Copy out all the lines in the records that include the word "ячеек".

^^^^

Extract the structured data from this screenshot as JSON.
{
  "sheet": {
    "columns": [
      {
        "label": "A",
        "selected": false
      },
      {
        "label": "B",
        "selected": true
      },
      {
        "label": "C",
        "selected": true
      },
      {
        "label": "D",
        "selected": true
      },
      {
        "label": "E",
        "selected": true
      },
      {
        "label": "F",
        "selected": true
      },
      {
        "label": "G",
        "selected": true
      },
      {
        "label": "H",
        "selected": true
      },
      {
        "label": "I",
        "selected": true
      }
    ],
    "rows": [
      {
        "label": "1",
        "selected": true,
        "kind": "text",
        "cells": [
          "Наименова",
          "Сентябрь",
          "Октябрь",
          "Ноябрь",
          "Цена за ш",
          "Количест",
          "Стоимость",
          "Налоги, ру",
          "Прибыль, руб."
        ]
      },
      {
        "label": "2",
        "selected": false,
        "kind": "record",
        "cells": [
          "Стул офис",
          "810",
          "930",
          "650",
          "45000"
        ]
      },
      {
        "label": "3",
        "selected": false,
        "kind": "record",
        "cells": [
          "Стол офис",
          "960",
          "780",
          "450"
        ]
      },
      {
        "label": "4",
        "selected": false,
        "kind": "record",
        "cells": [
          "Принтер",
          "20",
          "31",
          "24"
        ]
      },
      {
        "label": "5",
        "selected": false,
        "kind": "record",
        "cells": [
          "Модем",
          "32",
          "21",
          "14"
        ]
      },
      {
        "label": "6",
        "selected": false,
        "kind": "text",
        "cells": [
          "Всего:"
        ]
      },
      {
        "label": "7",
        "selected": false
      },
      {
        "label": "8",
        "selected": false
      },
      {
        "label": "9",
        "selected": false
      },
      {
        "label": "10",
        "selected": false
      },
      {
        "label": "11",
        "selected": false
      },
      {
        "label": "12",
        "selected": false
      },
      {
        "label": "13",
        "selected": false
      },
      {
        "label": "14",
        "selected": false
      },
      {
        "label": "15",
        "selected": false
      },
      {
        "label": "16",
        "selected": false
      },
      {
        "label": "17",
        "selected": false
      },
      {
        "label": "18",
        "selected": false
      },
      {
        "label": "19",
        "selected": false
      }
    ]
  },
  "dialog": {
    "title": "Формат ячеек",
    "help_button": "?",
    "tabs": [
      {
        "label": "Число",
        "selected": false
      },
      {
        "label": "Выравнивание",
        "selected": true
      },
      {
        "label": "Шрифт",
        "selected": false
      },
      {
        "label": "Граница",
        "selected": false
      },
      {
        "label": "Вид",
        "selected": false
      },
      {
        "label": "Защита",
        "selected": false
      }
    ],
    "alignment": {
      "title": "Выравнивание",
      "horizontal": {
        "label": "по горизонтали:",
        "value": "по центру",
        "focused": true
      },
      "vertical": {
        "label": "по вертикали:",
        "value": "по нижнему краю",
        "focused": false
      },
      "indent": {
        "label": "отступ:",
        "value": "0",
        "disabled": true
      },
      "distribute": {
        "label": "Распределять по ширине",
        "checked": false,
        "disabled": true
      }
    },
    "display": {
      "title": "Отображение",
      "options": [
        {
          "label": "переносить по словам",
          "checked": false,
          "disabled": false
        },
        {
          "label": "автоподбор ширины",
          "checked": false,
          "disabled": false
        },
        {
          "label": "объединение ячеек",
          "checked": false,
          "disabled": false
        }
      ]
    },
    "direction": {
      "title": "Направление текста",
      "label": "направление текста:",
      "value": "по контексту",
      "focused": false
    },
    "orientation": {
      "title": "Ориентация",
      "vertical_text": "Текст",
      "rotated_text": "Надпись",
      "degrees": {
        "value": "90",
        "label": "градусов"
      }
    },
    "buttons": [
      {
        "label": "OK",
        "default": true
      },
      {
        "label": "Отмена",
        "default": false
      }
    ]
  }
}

^^^^

▶ _WRITTEN RESPONSE_:
    "title": "Формат ячеек",
          "label": "объединение ячеек",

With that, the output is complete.